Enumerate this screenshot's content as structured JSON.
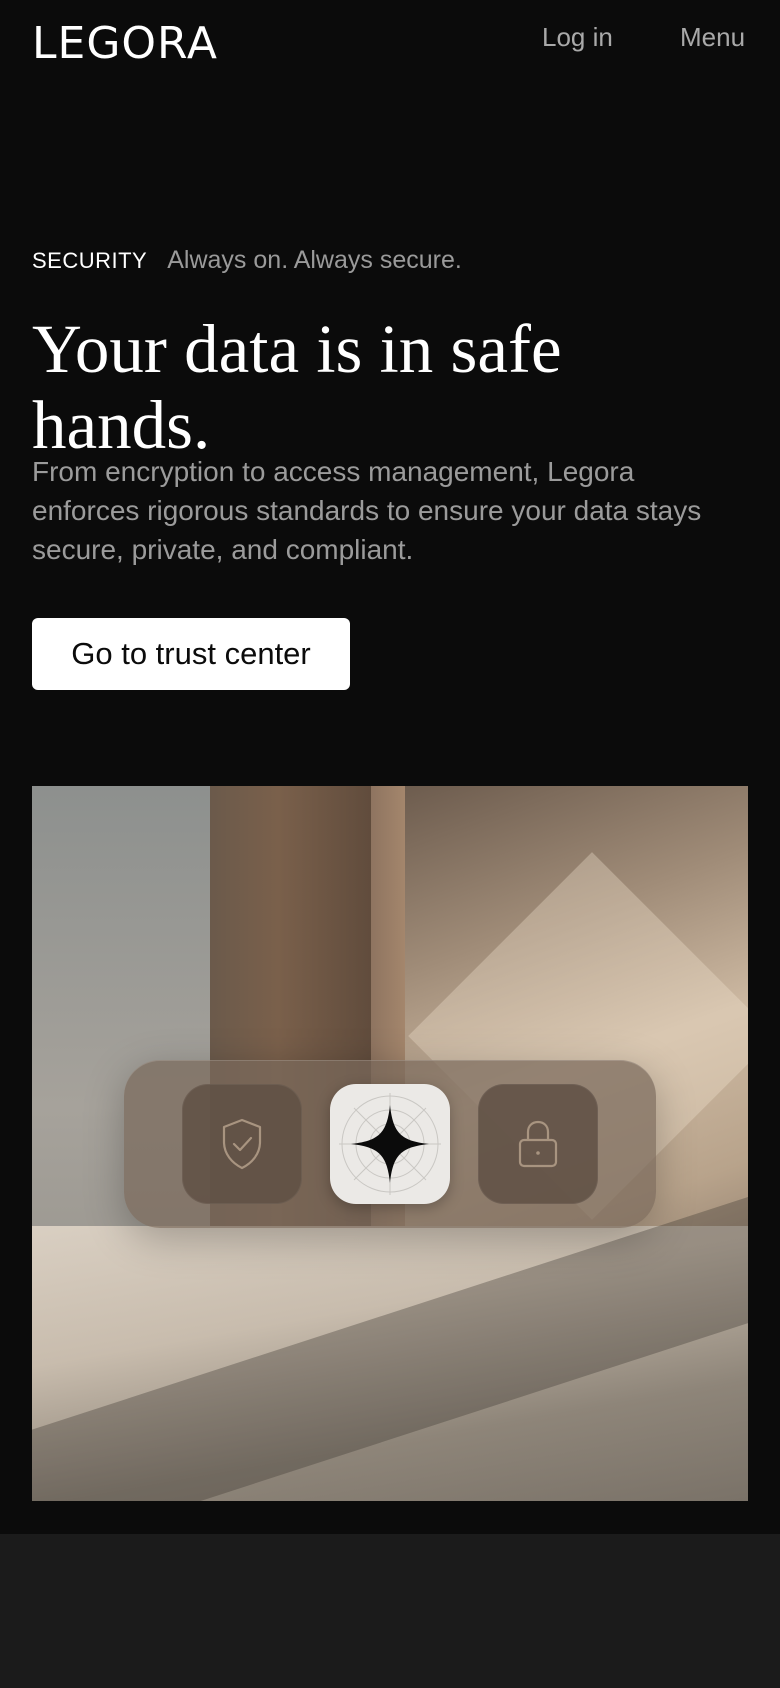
{
  "header": {
    "logo": "LEGORA",
    "login_label": "Log in",
    "menu_label": "Menu"
  },
  "hero": {
    "eyebrow_tag": "SECURITY",
    "eyebrow_text": "Always on. Always secure.",
    "headline": "Your data is in safe hands.",
    "body": "From encryption to access management, Legora enforces rigorous standards to ensure your data stays secure, private, and compliant.",
    "cta_label": "Go to trust center"
  },
  "illustration": {
    "icons": [
      "shield-check-icon",
      "legora-star-icon",
      "lock-icon"
    ]
  },
  "colors": {
    "background": "#0b0b0b",
    "text_primary": "#ffffff",
    "text_muted": "#9b9b9b",
    "cta_background": "#ffffff",
    "footer_band": "#1b1b1b"
  }
}
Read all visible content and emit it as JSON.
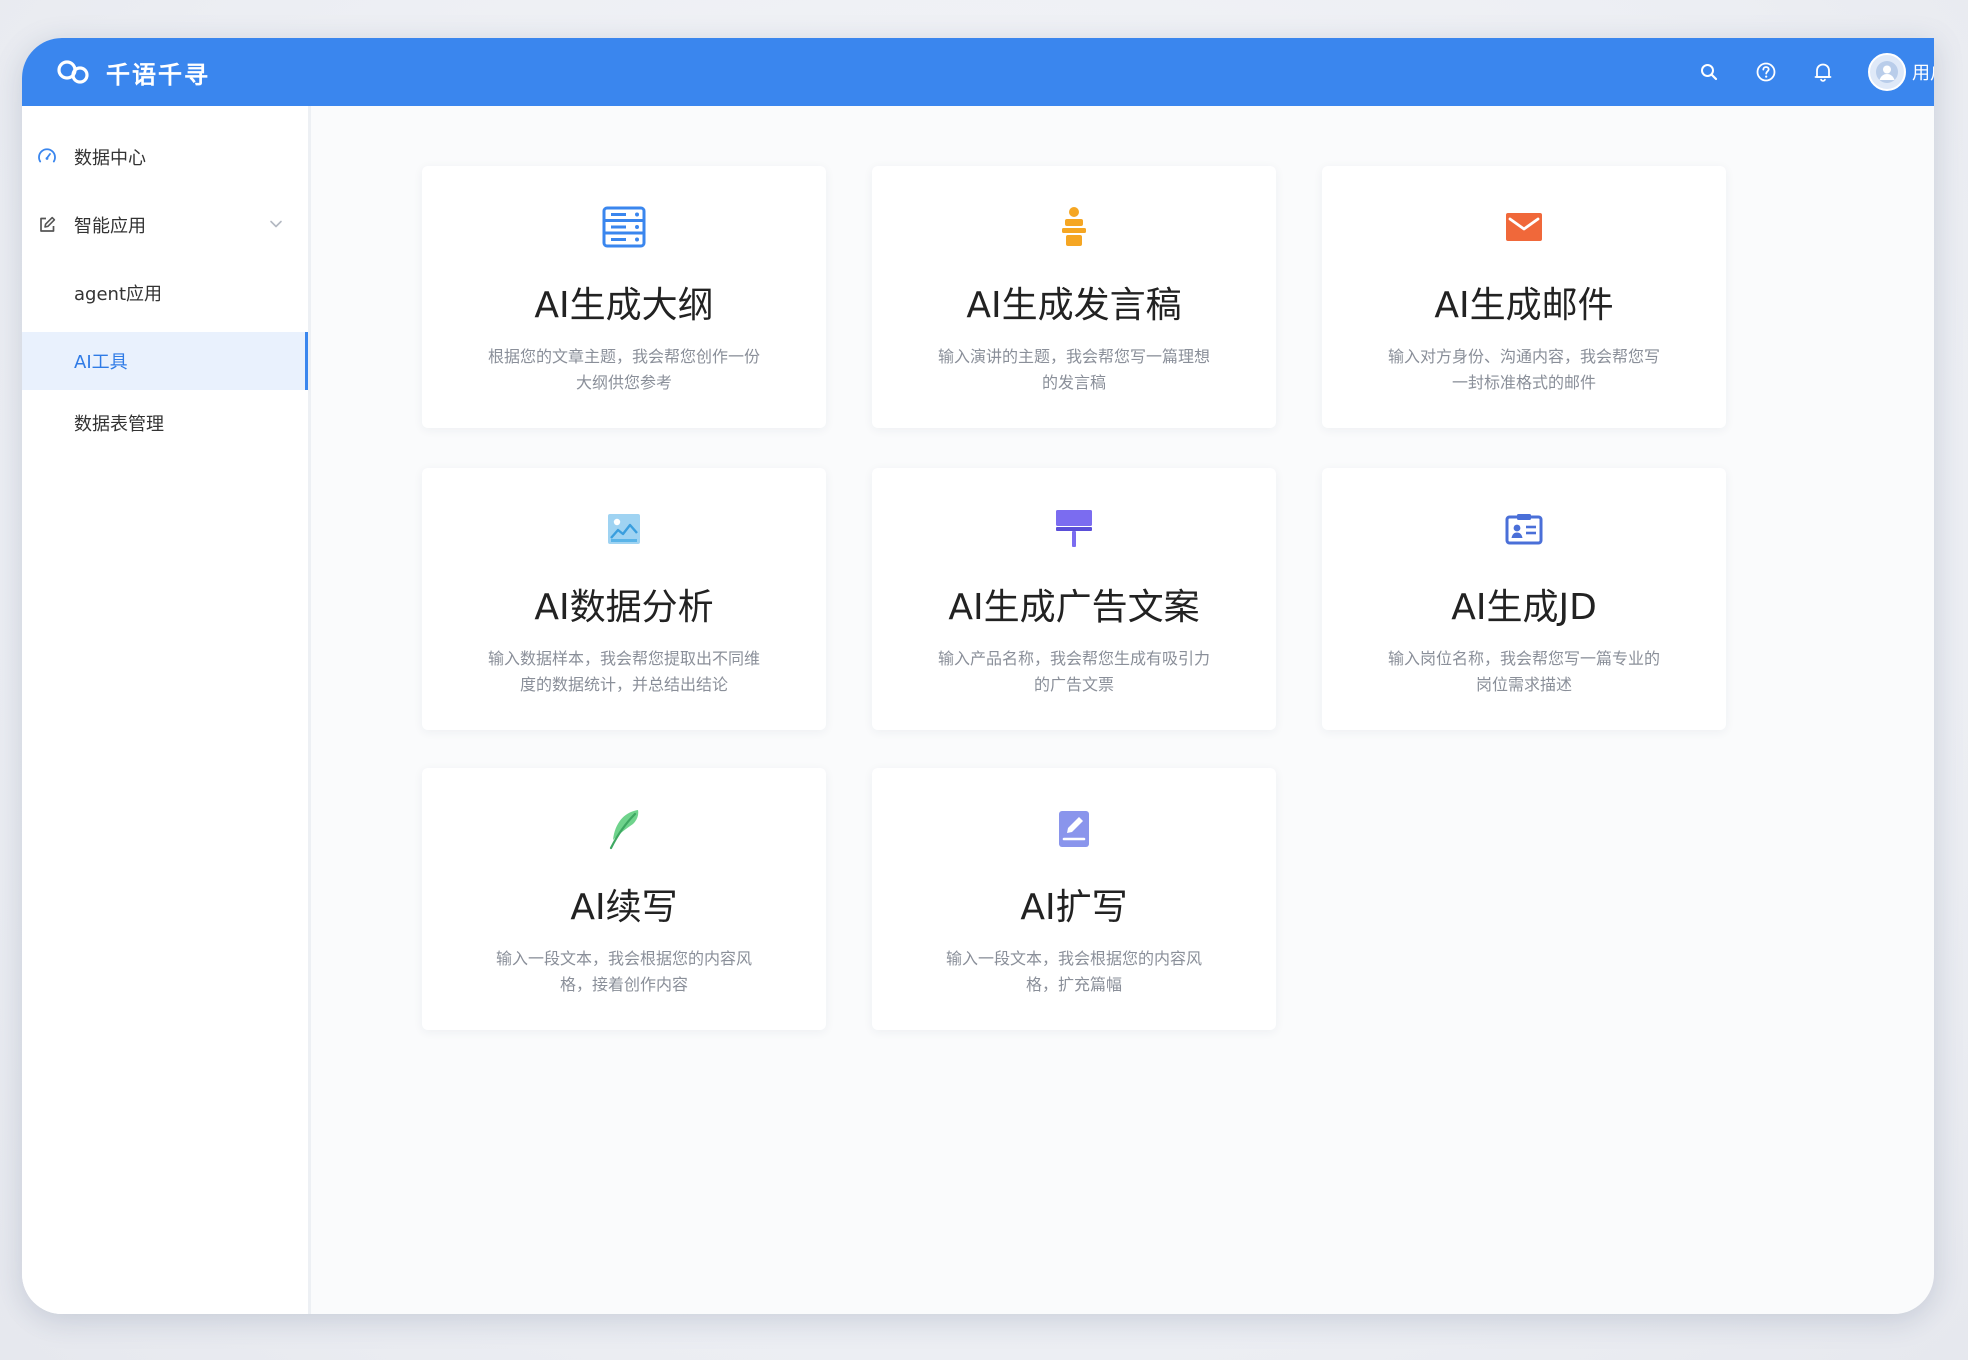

□ □ □ □ □

INSTRUCTION » Omit the pictures. Output every record above word for word.

RESPONSE BELOW »
Enumerate this screenshot's content as structured JSON.
{
  "header": {
    "logo": "LEGORA",
    "login_label": "Log in",
    "menu_label": "Menu"
  },
  "hero": {
    "eyebrow_tag": "SECURITY",
    "eyebrow_text": "Always on. Always secure.",
    "headline": "Your data is in safe hands.",
    "body": "From encryption to access management, Legora enforces rigorous standards to ensure your data stays secure, private, and compliant.",
    "cta_label": "Go to trust center"
  },
  "illustration": {
    "icons": [
      "shield-check-icon",
      "legora-star-icon",
      "lock-icon"
    ]
  },
  "colors": {
    "background": "#0b0b0b",
    "text_primary": "#ffffff",
    "text_muted": "#9b9b9b",
    "cta_background": "#ffffff",
    "footer_band": "#1b1b1b"
  }
}
Read all visible content and emit it as JSON.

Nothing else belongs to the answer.